WHAT YOU HAVE TO DO: Report only the number of lines in the records that contain the word "للأوزون".

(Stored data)
[Begin]
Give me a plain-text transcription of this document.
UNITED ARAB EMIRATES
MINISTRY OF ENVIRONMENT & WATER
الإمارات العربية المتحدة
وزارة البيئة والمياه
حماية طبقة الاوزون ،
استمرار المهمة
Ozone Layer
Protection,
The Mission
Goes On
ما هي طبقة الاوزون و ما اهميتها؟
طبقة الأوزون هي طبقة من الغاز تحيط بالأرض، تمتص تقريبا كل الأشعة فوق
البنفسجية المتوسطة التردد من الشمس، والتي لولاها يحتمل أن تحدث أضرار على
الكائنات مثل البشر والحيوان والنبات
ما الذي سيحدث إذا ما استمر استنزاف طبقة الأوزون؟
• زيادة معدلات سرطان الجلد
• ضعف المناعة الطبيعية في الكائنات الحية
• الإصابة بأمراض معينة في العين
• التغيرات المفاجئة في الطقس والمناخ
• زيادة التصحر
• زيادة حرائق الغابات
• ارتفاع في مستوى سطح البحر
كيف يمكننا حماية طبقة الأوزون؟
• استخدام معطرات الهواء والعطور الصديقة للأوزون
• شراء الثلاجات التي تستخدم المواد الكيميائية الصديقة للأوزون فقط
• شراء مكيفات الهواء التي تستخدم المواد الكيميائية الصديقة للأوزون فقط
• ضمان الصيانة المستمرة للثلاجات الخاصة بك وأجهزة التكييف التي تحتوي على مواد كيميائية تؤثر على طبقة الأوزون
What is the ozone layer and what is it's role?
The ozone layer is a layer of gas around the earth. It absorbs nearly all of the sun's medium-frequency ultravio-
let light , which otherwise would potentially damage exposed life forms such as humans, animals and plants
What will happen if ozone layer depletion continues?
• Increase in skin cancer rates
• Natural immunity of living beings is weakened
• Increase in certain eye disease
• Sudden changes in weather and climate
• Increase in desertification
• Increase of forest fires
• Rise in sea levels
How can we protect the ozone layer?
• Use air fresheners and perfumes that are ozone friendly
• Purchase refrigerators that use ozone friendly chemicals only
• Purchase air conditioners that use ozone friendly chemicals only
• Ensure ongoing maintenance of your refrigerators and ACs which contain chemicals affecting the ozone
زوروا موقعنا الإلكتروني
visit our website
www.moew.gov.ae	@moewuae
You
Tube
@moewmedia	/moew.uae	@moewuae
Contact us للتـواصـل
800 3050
[End]
[Begin]
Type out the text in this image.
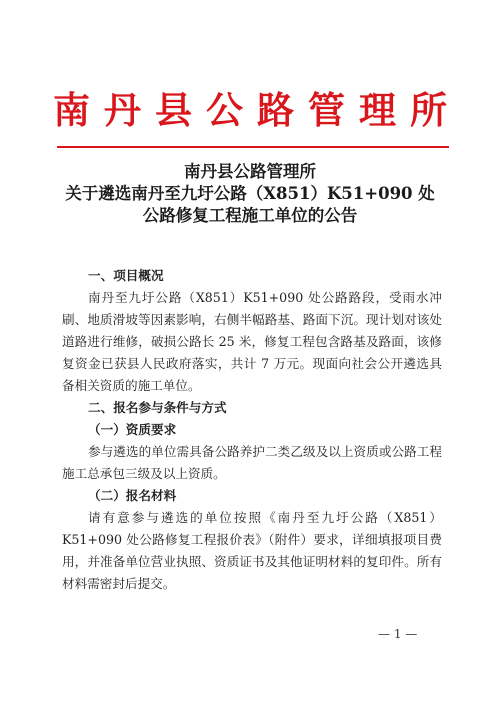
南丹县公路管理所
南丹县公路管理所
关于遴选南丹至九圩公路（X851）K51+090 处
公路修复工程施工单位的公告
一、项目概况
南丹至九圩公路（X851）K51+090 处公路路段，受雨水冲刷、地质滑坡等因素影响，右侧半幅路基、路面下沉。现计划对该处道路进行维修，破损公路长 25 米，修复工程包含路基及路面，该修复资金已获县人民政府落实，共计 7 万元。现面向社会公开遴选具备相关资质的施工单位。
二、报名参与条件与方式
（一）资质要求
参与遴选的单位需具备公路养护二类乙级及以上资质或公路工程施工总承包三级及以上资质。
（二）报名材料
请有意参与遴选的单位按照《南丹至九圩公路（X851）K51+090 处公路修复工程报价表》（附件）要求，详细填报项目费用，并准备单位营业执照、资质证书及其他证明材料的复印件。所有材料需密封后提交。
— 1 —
[End]
[Begin]
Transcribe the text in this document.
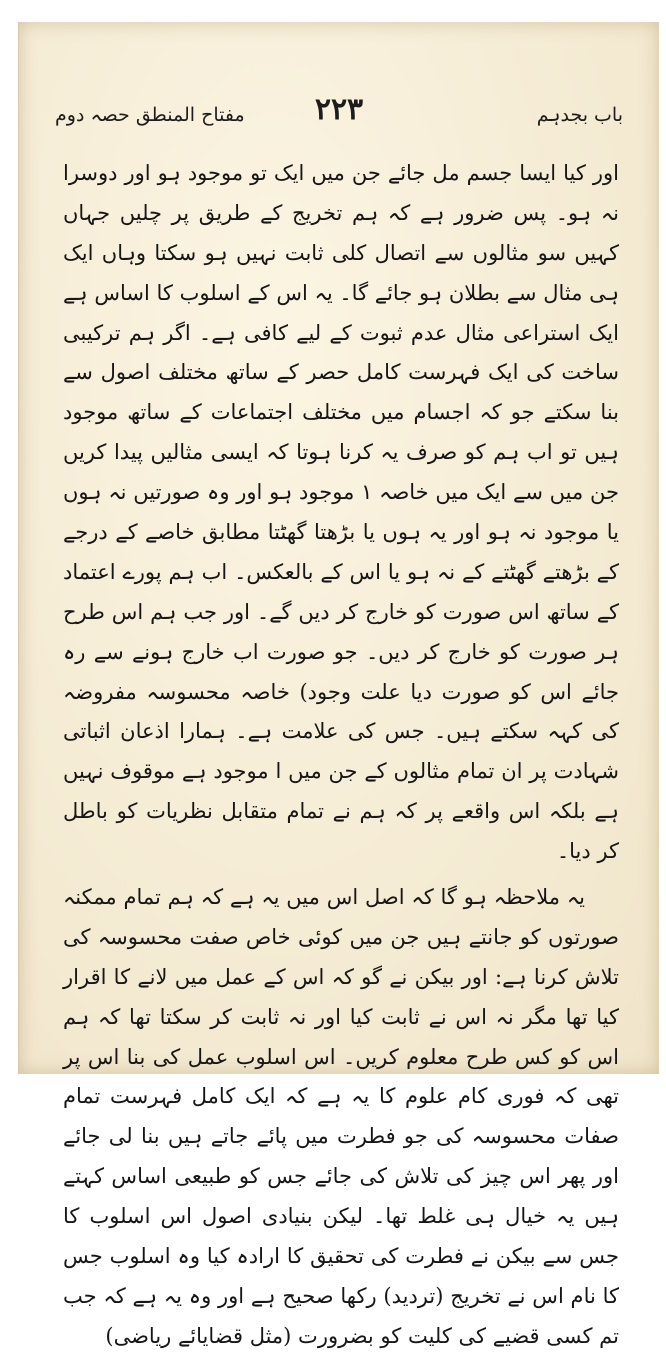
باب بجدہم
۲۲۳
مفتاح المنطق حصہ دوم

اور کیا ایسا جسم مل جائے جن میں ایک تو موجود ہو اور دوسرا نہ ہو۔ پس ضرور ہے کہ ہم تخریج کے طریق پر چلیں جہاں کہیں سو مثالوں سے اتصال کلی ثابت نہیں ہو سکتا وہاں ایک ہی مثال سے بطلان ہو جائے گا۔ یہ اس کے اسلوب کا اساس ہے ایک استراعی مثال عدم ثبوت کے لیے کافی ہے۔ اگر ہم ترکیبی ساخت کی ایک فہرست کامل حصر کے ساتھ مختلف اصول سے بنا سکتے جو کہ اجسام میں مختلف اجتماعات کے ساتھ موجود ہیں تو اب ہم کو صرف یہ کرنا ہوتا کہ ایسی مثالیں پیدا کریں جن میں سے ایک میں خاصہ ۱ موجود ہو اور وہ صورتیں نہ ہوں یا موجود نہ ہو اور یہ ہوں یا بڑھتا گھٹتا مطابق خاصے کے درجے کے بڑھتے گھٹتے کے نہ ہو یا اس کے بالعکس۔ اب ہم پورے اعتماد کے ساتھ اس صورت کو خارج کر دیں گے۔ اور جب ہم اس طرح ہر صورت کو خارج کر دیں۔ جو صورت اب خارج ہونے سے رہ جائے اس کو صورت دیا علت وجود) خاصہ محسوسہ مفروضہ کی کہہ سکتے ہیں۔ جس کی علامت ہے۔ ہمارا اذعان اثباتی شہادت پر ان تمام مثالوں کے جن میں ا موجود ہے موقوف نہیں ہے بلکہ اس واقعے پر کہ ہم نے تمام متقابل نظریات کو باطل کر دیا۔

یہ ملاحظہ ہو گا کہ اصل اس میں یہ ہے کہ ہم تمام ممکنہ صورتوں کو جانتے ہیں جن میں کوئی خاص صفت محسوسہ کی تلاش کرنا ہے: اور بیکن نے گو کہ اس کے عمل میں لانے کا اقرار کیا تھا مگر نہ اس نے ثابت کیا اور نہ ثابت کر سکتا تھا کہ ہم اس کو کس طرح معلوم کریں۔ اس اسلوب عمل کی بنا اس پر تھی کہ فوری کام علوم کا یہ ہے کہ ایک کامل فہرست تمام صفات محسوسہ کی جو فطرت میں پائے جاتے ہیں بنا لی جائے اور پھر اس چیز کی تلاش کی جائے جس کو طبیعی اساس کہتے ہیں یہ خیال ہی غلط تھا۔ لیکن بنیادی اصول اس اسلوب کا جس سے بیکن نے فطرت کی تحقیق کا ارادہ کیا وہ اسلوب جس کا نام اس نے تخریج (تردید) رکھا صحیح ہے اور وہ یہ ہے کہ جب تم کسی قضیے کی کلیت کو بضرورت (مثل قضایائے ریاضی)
[End]
RESULT OF THE TASK: 3